[BEGIN Available records]
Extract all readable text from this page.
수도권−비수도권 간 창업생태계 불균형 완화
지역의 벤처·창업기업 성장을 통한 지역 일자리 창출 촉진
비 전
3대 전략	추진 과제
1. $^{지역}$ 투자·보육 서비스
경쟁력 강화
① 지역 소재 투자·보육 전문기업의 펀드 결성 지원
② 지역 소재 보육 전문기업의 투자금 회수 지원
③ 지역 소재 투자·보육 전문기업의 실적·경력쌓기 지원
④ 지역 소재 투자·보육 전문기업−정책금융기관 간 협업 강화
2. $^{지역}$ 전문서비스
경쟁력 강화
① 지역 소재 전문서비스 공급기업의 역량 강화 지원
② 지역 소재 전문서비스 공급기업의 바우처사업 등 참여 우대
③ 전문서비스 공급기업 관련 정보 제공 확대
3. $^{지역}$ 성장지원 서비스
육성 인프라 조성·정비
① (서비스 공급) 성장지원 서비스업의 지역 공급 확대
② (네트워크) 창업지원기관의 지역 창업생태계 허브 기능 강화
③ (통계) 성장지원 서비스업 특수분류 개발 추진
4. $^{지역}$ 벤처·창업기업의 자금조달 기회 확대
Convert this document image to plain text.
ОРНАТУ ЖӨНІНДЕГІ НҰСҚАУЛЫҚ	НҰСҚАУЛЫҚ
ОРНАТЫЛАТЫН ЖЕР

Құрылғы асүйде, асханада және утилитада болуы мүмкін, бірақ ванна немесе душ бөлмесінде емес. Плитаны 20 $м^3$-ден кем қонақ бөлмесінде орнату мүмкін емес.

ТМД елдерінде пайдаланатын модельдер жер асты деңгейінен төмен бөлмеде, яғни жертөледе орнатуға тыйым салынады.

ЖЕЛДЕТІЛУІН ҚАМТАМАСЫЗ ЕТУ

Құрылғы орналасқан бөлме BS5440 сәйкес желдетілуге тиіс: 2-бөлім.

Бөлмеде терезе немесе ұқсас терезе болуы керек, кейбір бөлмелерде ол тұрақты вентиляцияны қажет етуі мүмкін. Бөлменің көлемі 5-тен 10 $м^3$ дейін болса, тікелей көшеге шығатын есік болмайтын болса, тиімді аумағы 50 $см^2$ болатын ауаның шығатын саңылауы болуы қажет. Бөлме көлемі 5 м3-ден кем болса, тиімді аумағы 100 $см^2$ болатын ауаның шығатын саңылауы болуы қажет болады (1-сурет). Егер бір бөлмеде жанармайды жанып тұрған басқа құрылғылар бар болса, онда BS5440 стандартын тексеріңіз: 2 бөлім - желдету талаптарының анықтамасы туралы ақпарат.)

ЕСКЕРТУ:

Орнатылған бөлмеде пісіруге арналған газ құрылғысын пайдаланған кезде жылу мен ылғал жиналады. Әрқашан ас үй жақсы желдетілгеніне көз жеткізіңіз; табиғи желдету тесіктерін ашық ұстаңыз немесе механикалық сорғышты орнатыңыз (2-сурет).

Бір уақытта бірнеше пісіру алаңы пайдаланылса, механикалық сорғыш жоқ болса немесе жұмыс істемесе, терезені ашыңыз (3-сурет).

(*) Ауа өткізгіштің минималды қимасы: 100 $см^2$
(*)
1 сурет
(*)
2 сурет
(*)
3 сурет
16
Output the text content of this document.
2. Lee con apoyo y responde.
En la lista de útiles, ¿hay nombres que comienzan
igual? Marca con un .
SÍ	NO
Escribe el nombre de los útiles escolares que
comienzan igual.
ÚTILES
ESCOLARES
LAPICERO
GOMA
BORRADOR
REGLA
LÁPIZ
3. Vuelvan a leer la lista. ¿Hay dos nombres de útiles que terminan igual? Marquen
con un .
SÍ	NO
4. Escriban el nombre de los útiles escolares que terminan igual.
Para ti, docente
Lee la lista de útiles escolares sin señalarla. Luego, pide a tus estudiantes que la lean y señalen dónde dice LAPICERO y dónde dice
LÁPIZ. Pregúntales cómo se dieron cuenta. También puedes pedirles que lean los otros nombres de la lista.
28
[END Available records]
— Challenge —
Using the listing above, locate the lines that hold "전문서비스" and copy each one.

— Exercise output —
2. $^{지역}$ 전문서비스
① 지역 소재 전문서비스 공급기업의 역량 강화 지원
② 지역 소재 전문서비스 공급기업의 바우처사업 등 참여 우대
③ 전문서비스 공급기업 관련 정보 제공 확대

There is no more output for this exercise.